## Problem
The entries below are to be transcribed in full, without their images.

## Task data
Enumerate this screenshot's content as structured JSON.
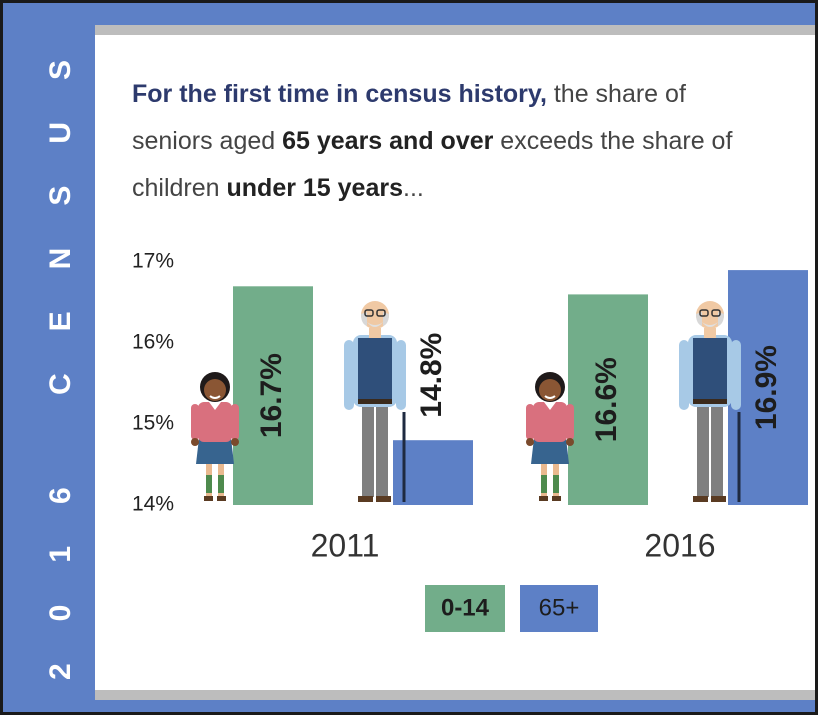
{
  "sidebar_text": "2016 CENSUS",
  "chart_data": {
    "type": "bar",
    "title_lines": [
      [
        {
          "text": "For the first time in census history,",
          "style": "highlight"
        },
        {
          "text": " the share of",
          "style": "normal"
        }
      ],
      [
        {
          "text": "seniors aged ",
          "style": "normal"
        },
        {
          "text": "65 years and over",
          "style": "bold"
        },
        {
          "text": " exceeds the share of",
          "style": "normal"
        }
      ],
      [
        {
          "text": "children ",
          "style": "normal"
        },
        {
          "text": "under 15 years",
          "style": "bold"
        },
        {
          "text": "...",
          "style": "normal"
        }
      ]
    ],
    "categories": [
      "2011",
      "2016"
    ],
    "series": [
      {
        "name": "0-14",
        "color": "#72ad8a",
        "values": [
          16.7,
          16.6
        ],
        "value_labels": [
          "16.7%",
          "16.6%"
        ]
      },
      {
        "name": "65+",
        "color": "#5d80c6",
        "values": [
          14.8,
          16.9
        ],
        "value_labels": [
          "14.8%",
          "16.9%"
        ]
      }
    ],
    "ylim": [
      14,
      17
    ],
    "yticks": [
      {
        "value": 14,
        "label": "14%"
      },
      {
        "value": 15,
        "label": "15%"
      },
      {
        "value": 16,
        "label": "16%"
      },
      {
        "value": 17,
        "label": "17%"
      }
    ],
    "grid": false,
    "legend": "bottom"
  }
}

## Solution
Enumerate this screenshot's content as structured JSON.
{
  "sidebar_text": "2016 CENSUS",
  "chart_data": {
    "type": "bar",
    "title_lines": [
      [
        {
          "text": "For the first time in census history,",
          "style": "highlight"
        },
        {
          "text": " the share of",
          "style": "normal"
        }
      ],
      [
        {
          "text": "seniors aged ",
          "style": "normal"
        },
        {
          "text": "65 years and over",
          "style": "bold"
        },
        {
          "text": " exceeds the share of",
          "style": "normal"
        }
      ],
      [
        {
          "text": "children ",
          "style": "normal"
        },
        {
          "text": "under 15 years",
          "style": "bold"
        },
        {
          "text": "...",
          "style": "normal"
        }
      ]
    ],
    "categories": [
      "2011",
      "2016"
    ],
    "series": [
      {
        "name": "0-14",
        "color": "#72ad8a",
        "values": [
          16.7,
          16.6
        ],
        "value_labels": [
          "16.7%",
          "16.6%"
        ]
      },
      {
        "name": "65+",
        "color": "#5d80c6",
        "values": [
          14.8,
          16.9
        ],
        "value_labels": [
          "14.8%",
          "16.9%"
        ]
      }
    ],
    "ylim": [
      14,
      17
    ],
    "yticks": [
      {
        "value": 14,
        "label": "14%"
      },
      {
        "value": 15,
        "label": "15%"
      },
      {
        "value": 16,
        "label": "16%"
      },
      {
        "value": 17,
        "label": "17%"
      }
    ],
    "grid": false,
    "legend": "bottom"
  }
}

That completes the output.